____ Dataset rows

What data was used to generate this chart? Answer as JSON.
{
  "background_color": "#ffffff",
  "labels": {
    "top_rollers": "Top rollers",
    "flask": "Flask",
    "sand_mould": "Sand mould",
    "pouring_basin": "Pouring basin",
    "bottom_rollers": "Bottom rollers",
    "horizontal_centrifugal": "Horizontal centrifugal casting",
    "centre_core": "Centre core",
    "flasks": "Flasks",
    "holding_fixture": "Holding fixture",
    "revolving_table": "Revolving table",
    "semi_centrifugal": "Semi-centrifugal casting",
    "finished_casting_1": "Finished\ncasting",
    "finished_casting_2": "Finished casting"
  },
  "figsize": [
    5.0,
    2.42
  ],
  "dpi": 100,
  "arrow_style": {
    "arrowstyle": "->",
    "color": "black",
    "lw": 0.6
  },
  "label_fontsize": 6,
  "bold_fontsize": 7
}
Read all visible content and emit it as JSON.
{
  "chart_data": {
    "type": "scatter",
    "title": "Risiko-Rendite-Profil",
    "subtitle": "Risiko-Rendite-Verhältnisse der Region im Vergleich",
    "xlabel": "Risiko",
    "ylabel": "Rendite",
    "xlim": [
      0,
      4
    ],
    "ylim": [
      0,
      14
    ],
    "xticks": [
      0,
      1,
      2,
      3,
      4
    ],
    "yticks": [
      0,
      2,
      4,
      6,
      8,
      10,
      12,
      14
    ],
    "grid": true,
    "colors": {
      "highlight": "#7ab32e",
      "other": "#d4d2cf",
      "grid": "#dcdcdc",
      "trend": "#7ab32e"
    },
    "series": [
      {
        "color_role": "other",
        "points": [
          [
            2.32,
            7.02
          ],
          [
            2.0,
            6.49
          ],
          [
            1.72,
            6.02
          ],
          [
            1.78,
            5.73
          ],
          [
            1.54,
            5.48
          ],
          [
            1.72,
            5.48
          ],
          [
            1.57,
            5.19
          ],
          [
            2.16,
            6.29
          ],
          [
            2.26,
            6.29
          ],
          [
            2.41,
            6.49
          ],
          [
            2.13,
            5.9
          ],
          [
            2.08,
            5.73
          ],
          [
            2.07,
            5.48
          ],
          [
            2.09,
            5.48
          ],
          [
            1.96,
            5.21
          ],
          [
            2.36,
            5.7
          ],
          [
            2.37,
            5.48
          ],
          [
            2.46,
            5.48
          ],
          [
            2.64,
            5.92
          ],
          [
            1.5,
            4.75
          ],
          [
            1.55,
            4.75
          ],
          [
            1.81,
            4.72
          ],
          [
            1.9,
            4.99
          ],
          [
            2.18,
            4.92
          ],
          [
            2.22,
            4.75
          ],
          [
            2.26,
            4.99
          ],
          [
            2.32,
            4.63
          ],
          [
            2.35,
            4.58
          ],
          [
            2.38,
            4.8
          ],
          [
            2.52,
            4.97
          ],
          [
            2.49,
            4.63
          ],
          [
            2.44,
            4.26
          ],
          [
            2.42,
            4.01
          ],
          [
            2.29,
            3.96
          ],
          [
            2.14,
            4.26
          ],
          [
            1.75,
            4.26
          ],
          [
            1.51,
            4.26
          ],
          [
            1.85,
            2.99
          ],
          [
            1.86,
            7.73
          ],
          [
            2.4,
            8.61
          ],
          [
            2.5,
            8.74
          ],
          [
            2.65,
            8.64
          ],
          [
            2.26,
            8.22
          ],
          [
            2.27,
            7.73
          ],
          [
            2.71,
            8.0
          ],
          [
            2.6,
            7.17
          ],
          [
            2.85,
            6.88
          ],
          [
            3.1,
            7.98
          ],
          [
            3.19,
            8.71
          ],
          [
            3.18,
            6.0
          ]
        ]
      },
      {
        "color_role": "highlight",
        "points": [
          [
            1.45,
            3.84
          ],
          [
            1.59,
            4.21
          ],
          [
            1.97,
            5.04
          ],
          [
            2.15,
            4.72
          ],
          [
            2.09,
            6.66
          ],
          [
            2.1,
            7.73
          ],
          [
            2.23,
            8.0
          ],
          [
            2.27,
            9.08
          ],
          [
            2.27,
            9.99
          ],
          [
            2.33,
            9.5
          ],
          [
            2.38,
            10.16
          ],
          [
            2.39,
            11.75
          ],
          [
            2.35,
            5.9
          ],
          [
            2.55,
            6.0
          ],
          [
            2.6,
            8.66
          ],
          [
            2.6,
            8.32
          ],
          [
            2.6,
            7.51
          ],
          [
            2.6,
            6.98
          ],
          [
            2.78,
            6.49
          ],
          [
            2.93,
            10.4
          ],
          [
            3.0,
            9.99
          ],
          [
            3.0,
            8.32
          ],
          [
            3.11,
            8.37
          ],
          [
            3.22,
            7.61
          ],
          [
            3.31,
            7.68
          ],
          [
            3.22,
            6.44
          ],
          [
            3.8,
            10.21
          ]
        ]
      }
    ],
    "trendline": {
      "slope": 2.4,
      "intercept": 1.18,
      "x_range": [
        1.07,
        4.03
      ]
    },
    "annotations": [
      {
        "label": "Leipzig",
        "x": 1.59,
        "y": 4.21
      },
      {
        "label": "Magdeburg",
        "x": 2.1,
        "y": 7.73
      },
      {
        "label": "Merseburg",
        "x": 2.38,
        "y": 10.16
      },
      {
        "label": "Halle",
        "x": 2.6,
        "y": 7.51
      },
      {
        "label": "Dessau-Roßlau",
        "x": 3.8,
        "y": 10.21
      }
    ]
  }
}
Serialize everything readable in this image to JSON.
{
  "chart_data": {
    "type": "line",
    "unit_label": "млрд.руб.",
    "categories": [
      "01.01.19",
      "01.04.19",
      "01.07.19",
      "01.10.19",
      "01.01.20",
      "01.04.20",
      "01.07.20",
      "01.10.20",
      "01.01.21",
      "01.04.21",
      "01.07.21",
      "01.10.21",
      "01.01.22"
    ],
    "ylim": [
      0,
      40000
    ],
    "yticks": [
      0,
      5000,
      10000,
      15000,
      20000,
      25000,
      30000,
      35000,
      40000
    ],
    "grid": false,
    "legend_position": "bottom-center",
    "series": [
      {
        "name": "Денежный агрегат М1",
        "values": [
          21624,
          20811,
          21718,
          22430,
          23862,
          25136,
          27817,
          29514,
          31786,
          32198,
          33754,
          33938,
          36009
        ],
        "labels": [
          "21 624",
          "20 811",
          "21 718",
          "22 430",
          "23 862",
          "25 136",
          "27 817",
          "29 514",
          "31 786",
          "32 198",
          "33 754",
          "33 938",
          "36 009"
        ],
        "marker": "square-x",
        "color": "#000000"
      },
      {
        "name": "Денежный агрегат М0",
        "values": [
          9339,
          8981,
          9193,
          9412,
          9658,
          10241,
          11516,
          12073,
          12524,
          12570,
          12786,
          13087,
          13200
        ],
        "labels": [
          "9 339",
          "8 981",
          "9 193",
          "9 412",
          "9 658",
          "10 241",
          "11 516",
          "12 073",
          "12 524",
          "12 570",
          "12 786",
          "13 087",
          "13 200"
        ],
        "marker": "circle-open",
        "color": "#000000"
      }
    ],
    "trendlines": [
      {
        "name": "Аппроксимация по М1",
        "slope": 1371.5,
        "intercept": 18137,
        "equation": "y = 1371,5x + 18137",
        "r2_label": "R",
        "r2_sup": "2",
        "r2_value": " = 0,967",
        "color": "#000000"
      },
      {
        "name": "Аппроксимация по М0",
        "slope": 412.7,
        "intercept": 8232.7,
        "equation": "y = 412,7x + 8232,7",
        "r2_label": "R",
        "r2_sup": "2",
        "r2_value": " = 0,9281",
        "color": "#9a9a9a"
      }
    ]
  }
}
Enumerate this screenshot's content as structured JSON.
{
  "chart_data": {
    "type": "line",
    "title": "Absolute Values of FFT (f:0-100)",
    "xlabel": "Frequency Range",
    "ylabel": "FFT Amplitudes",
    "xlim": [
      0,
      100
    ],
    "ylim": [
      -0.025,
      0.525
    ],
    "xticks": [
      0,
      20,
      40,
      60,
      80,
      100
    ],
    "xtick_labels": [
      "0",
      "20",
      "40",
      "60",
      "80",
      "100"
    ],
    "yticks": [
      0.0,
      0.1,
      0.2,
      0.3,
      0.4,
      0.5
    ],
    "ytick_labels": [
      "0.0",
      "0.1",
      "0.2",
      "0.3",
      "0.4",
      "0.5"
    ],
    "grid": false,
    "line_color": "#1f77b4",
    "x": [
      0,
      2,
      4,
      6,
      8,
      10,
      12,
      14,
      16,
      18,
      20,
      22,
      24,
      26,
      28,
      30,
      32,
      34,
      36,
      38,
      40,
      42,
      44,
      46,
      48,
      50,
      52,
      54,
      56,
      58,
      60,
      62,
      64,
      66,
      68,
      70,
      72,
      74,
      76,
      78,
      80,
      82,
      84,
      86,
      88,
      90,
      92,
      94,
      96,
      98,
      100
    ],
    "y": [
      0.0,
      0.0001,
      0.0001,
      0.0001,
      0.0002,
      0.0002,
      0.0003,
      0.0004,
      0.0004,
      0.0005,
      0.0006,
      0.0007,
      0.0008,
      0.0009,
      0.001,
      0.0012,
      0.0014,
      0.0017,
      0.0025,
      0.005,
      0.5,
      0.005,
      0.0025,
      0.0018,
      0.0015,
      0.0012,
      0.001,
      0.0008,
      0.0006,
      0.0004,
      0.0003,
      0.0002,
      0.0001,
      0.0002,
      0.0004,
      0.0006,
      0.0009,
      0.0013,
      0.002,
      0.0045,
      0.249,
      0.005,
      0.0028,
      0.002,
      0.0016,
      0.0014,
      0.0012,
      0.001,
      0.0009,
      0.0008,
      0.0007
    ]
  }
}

________

◆ Problem to work on
Filter the records, keeping only lines that contain "highlight", and show those lines.

◆ Reply to the exercise
      "highlight": "#7ab32e",
        "color_role": "highlight",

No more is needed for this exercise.